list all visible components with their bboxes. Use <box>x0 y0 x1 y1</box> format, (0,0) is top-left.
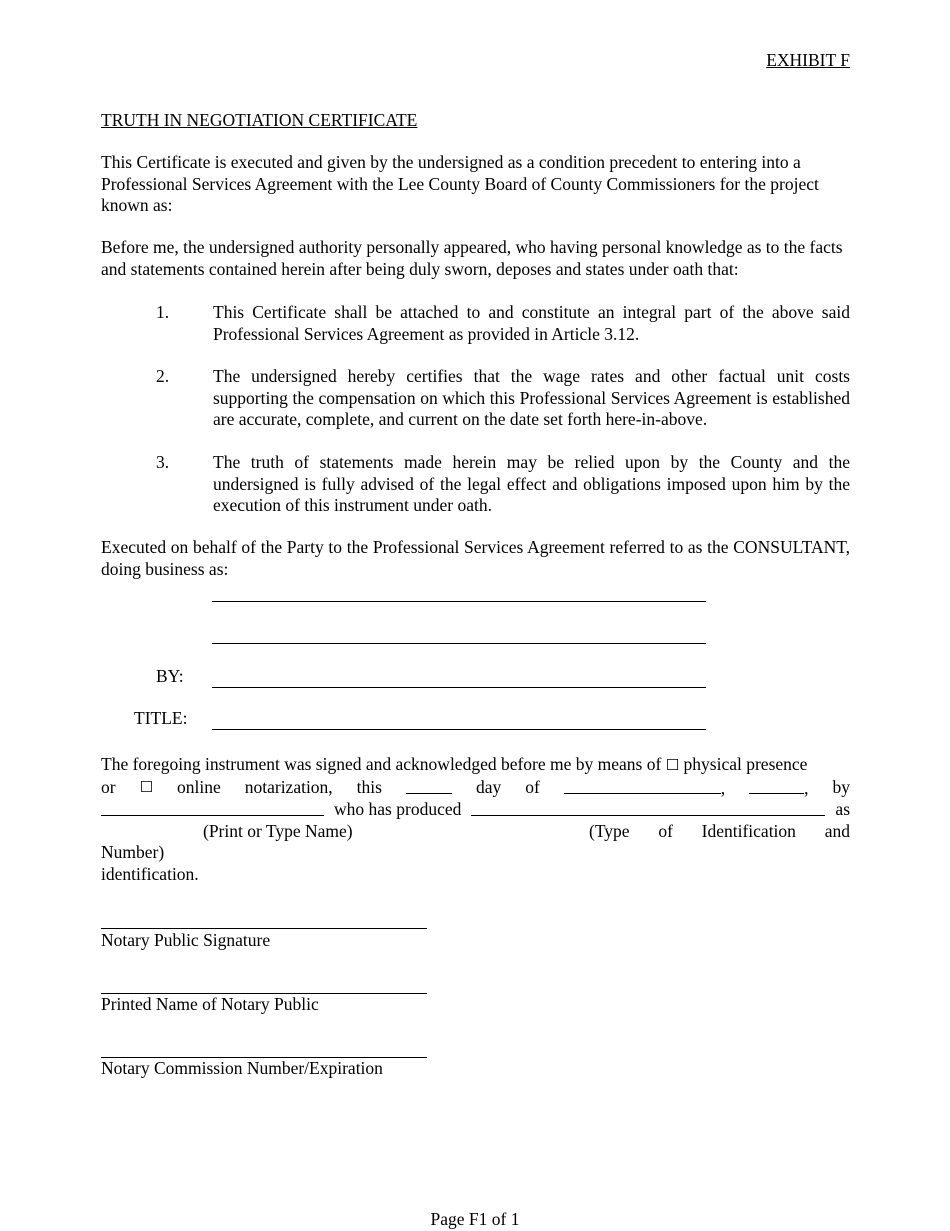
notary-line-1 <box>101 754 850 777</box>
month-blank[interactable] <box>564 777 721 794</box>
who-has-produced-text: who has produced <box>334 799 462 819</box>
physical-presence-checkbox[interactable]: ☐ <box>665 756 680 774</box>
day-text: day <box>475 776 502 797</box>
notary-line-3 <box>101 799 850 821</box>
list-item-number: 2. <box>156 366 170 386</box>
list-item-text: This Certificate shall be attached to and constitute an integral part of the above said Professional Services Agreement as provided in Article 3.12. <box>213 302 850 344</box>
day-blank[interactable] <box>406 777 452 794</box>
notary-signature-line[interactable] <box>101 928 427 929</box>
this-text: this <box>356 776 382 797</box>
notary-printed-name-label: Printed Name of Notary Public <box>101 994 319 1014</box>
number-caption: Number) <box>101 842 165 862</box>
notary-intro-text: The foregoing instrument was signed and acknowledged before me by means of <box>101 754 662 774</box>
or-text: or <box>101 776 116 797</box>
business-name-line[interactable] <box>212 601 706 602</box>
list-item-text: The truth of statements made herein may be relied upon by the County and the undersigned is fully advised of the legal effect and obligations imposed upon him by the execution of this instrument under oath. <box>213 452 850 515</box>
online-text: online <box>177 776 221 797</box>
notary-acknowledgment <box>101 754 850 885</box>
notary-line-4 <box>101 821 850 843</box>
page-footer: Page F1 of 1 <box>430 1209 520 1229</box>
as-text: as <box>835 799 850 819</box>
title-signature-line[interactable] <box>212 729 706 730</box>
physical-presence-label: physical presence <box>683 754 808 774</box>
of-text: of <box>525 776 540 797</box>
exhibit-label: EXHIBIT F <box>766 50 850 70</box>
signer-name-blank[interactable] <box>101 799 324 816</box>
intro-paragraph: This Certificate is executed and given by the undersigned as a condition precedent to entering into a Professional Services Agreement with the Lee County Board of County Commissioners for the project known as: <box>101 152 819 215</box>
and-caption: and <box>824 820 850 841</box>
by-label: BY: <box>156 666 184 686</box>
online-notarization-checkbox[interactable]: ☐ <box>139 777 154 796</box>
by-signature-line[interactable] <box>212 687 706 688</box>
of-caption: of <box>658 820 673 841</box>
title-label: TITLE: <box>134 708 188 728</box>
oath-paragraph: Before me, the undersigned authority personally appeared, who having personal knowledge as to the facts and statements contained herein after being duly sworn, deposes and states under oath that: <box>101 237 843 279</box>
document-title: TRUTH IN NEGOTIATION CERTIFICATE <box>101 110 418 130</box>
list-item-text: The undersigned hereby certifies that the wage rates and other factual unit costs supporting the compensation on which this Professional Services Agreement is established are accurate, complete, and current on the date set forth here-in-above. <box>213 366 850 429</box>
identification-blank[interactable] <box>471 799 825 816</box>
notarization-text: notarization, <box>244 776 333 797</box>
notary-line-2 <box>101 777 850 800</box>
comma-text: , <box>804 777 809 798</box>
year-blank[interactable] <box>749 777 804 794</box>
executed-paragraph: Executed on behalf of the Party to the Professional Services Agreement referred to as the CONSULTANT, doing business as: <box>101 537 850 579</box>
list-item-number: 1. <box>156 302 170 322</box>
identification-caption: Identification <box>701 820 796 841</box>
business-name-line-2[interactable] <box>212 643 706 644</box>
by-text: by <box>832 776 850 797</box>
print-name-caption: (Print or Type Name) <box>203 820 353 841</box>
list-item-number: 3. <box>156 452 170 472</box>
identification-end-text: identification. <box>101 863 199 884</box>
notary-commission-label: Notary Commission Number/Expiration <box>101 1058 383 1078</box>
type-caption: (Type <box>589 820 630 841</box>
notary-signature-label: Notary Public Signature <box>101 930 271 950</box>
comma-text: , <box>720 777 726 798</box>
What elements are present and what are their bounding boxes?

———

Count the lines in the items above that contain the string "business", and reply with only that number.

3